Entries for labeled regions
▼

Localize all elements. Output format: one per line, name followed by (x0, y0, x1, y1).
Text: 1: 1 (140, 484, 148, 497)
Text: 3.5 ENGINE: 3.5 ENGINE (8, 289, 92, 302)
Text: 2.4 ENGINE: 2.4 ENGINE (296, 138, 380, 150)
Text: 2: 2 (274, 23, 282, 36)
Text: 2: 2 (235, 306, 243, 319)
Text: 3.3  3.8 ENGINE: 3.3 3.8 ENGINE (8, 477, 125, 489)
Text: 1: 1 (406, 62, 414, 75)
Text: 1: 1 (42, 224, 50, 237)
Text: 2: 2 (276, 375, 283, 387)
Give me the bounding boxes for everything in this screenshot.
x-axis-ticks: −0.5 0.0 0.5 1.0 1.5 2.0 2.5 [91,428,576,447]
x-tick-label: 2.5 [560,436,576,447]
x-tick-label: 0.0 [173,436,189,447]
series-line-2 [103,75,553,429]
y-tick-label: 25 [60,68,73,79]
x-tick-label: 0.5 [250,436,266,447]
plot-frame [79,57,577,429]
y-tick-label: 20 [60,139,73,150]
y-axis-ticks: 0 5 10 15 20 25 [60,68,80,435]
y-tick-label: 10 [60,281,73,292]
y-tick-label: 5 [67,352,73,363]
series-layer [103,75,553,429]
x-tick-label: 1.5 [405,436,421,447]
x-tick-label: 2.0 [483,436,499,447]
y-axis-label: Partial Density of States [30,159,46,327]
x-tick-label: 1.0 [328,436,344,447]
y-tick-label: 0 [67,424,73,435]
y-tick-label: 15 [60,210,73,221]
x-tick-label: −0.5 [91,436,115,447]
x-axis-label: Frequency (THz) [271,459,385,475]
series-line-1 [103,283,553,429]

▲
▼

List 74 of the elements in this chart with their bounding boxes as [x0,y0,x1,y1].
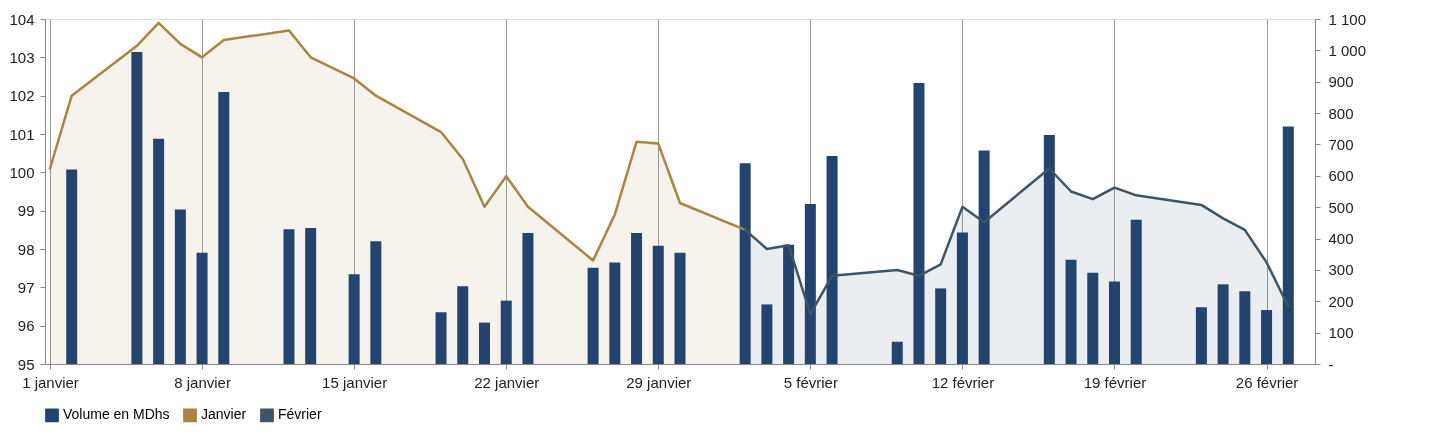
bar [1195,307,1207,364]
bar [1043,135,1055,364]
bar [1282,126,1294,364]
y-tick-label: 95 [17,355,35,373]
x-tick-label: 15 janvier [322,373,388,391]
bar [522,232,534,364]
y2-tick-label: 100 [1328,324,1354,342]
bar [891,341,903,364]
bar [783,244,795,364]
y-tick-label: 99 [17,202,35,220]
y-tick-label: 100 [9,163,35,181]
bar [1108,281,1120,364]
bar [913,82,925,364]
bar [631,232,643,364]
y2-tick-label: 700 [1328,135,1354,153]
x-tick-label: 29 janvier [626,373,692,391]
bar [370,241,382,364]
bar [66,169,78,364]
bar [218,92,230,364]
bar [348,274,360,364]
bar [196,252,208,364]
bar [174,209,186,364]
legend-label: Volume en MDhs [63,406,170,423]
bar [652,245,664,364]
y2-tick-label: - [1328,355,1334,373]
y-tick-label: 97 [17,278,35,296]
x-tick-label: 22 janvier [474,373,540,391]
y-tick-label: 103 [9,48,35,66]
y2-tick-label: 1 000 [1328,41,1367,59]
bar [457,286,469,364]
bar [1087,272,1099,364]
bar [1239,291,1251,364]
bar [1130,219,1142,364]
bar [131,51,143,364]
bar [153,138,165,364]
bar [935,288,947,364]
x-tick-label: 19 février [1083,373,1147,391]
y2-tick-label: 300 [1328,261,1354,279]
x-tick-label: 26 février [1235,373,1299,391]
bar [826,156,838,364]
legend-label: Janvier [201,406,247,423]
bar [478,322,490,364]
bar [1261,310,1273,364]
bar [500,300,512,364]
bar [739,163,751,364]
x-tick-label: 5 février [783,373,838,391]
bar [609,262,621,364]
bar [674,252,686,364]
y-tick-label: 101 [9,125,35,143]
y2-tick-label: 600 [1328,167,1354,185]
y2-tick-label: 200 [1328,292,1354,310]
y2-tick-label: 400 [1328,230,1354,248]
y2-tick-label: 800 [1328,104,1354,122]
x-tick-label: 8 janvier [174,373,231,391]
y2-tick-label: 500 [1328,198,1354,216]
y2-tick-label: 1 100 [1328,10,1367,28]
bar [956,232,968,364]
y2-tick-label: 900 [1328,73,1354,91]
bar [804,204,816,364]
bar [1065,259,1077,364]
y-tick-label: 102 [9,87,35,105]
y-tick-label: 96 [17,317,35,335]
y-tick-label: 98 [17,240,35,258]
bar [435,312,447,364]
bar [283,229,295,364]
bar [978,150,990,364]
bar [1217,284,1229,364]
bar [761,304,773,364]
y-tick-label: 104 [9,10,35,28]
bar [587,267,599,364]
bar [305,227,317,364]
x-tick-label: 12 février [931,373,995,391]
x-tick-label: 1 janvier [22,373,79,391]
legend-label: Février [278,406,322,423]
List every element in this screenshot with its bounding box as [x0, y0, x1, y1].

▲

- INSTRUCTION -
Please rewrite the stretch of the listing from the line containing "Localize all elements." through the line containing "477, 125, 489)" as a JSON list of strings, one string per line, skipping any blank lines.

- PROBLEM SOLUTION -
[
  "Localize all elements. Output format: one per line, name followed by (x0, y0, x1, y1).",
  "Text: 1: 1 (140, 484, 148, 497)",
  "Text: 3.5 ENGINE: 3.5 ENGINE (8, 289, 92, 302)",
  "Text: 2.4 ENGINE: 2.4 ENGINE (296, 138, 380, 150)",
  "Text: 2: 2 (274, 23, 282, 36)",
  "Text: 2: 2 (235, 306, 243, 319)",
  "Text: 3.3  3.8 ENGINE: 3.3 3.8 ENGINE (8, 477, 125, 489)"
]